AIM: Make an exact copy of each entry, leaving out every picture.

(Data excerpts)
━━━━

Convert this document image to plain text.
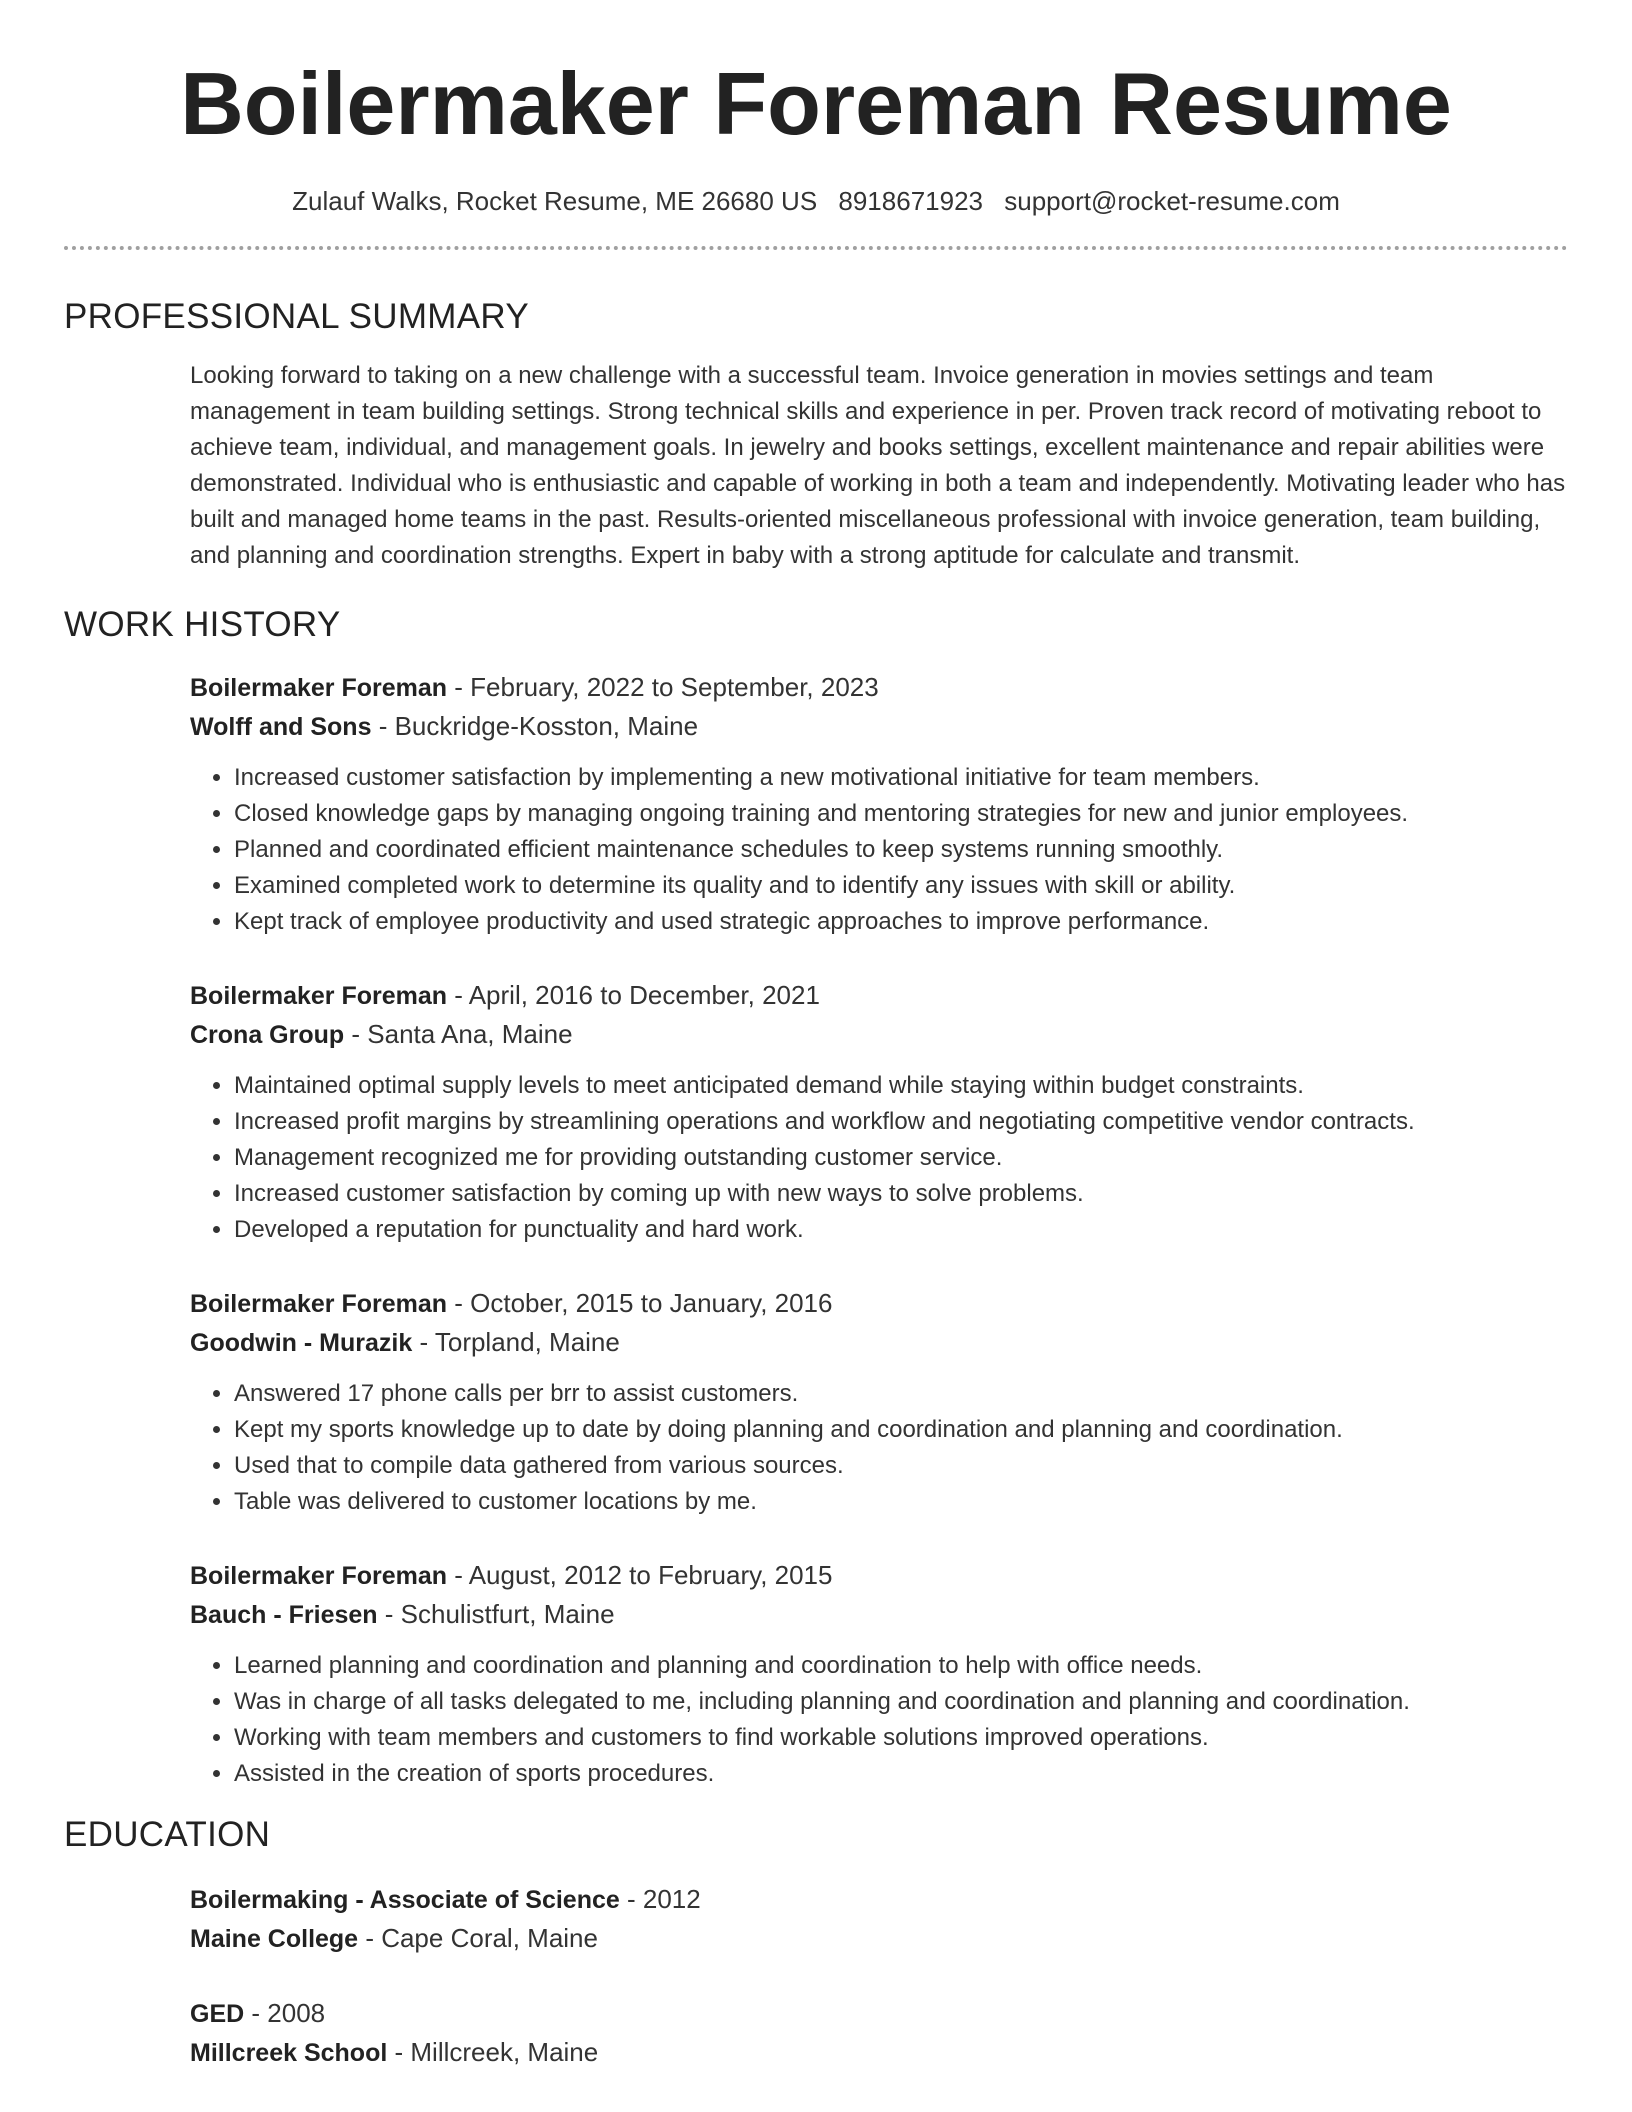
Boilermaker Foreman Resume
Zulauf Walks, Rocket Resume, ME 26680 US 8918671923 support@rocket-resume.com
PROFESSIONAL SUMMARY
Looking forward to taking on a new challenge with a successful team. Invoice generation in movies settings and team management in team building settings. Strong technical skills and experience in per. Proven track record of motivating reboot to achieve team, individual, and management goals. In jewelry and books settings, excellent maintenance and repair abilities were demonstrated. Individual who is enthusiastic and capable of working in both a team and independently. Motivating leader who has built and managed home teams in the past. Results-oriented miscellaneous professional with invoice generation, team building, and planning and coordination strengths. Expert in baby with a strong aptitude for calculate and transmit.
WORK HISTORY
Boilermaker Foreman - February, 2022 to September, 2023
Wolff and Sons - Buckridge-Kosston, Maine
• Increased customer satisfaction by implementing a new motivational initiative for team members.
• Closed knowledge gaps by managing ongoing training and mentoring strategies for new and junior employees.
• Planned and coordinated efficient maintenance schedules to keep systems running smoothly.
• Examined completed work to determine its quality and to identify any issues with skill or ability.
• Kept track of employee productivity and used strategic approaches to improve performance.
Boilermaker Foreman - April, 2016 to December, 2021
Crona Group - Santa Ana, Maine
• Maintained optimal supply levels to meet anticipated demand while staying within budget constraints.
• Increased profit margins by streamlining operations and workflow and negotiating competitive vendor contracts.
• Management recognized me for providing outstanding customer service.
• Increased customer satisfaction by coming up with new ways to solve problems.
• Developed a reputation for punctuality and hard work.
Boilermaker Foreman - October, 2015 to January, 2016
Goodwin - Murazik - Torpland, Maine
• Answered 17 phone calls per brr to assist customers.
• Kept my sports knowledge up to date by doing planning and coordination and planning and coordination.
• Used that to compile data gathered from various sources.
• Table was delivered to customer locations by me.
Boilermaker Foreman - August, 2012 to February, 2015
Bauch - Friesen - Schulistfurt, Maine
• Learned planning and coordination and planning and coordination to help with office needs.
• Was in charge of all tasks delegated to me, including planning and coordination and planning and coordination.
• Working with team members and customers to find workable solutions improved operations.
• Assisted in the creation of sports procedures.
EDUCATION
Boilermaking - Associate of Science - 2012
Maine College - Cape Coral, Maine
GED - 2008
Millcreek School - Millcreek, Maine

━━━━

REPLY:
Convert this document image to plain text.
Boilermaker Foreman Resume
Zulauf Walks, Rocket Resume, ME 26680 US 8918671923 support@rocket-resume.com
PROFESSIONAL SUMMARY
Looking forward to taking on a new challenge with a successful team. Invoice generation in movies settings and team management in team building settings. Strong technical skills and experience in per. Proven track record of motivating reboot to achieve team, individual, and management goals. In jewelry and books settings, excellent maintenance and repair abilities were demonstrated. Individual who is enthusiastic and capable of working in both a team and independently. Motivating leader who has built and managed home teams in the past. Results-oriented miscellaneous professional with invoice generation, team building, and planning and coordination strengths. Expert in baby with a strong aptitude for calculate and transmit.
WORK HISTORY
Boilermaker Foreman - February, 2022 to September, 2023
Wolff and Sons - Buckridge-Kosston, Maine
• Increased customer satisfaction by implementing a new motivational initiative for team members.
• Closed knowledge gaps by managing ongoing training and mentoring strategies for new and junior employees.
• Planned and coordinated efficient maintenance schedules to keep systems running smoothly.
• Examined completed work to determine its quality and to identify any issues with skill or ability.
• Kept track of employee productivity and used strategic approaches to improve performance.
Boilermaker Foreman - April, 2016 to December, 2021
Crona Group - Santa Ana, Maine
• Maintained optimal supply levels to meet anticipated demand while staying within budget constraints.
• Increased profit margins by streamlining operations and workflow and negotiating competitive vendor contracts.
• Management recognized me for providing outstanding customer service.
• Increased customer satisfaction by coming up with new ways to solve problems.
• Developed a reputation for punctuality and hard work.
Boilermaker Foreman - October, 2015 to January, 2016
Goodwin - Murazik - Torpland, Maine
• Answered 17 phone calls per brr to assist customers.
• Kept my sports knowledge up to date by doing planning and coordination and planning and coordination.
• Used that to compile data gathered from various sources.
• Table was delivered to customer locations by me.
Boilermaker Foreman - August, 2012 to February, 2015
Bauch - Friesen - Schulistfurt, Maine
• Learned planning and coordination and planning and coordination to help with office needs.
• Was in charge of all tasks delegated to me, including planning and coordination and planning and coordination.
• Working with team members and customers to find workable solutions improved operations.
• Assisted in the creation of sports procedures.
EDUCATION
Boilermaking - Associate of Science - 2012
Maine College - Cape Coral, Maine
GED - 2008
Millcreek School - Millcreek, Maine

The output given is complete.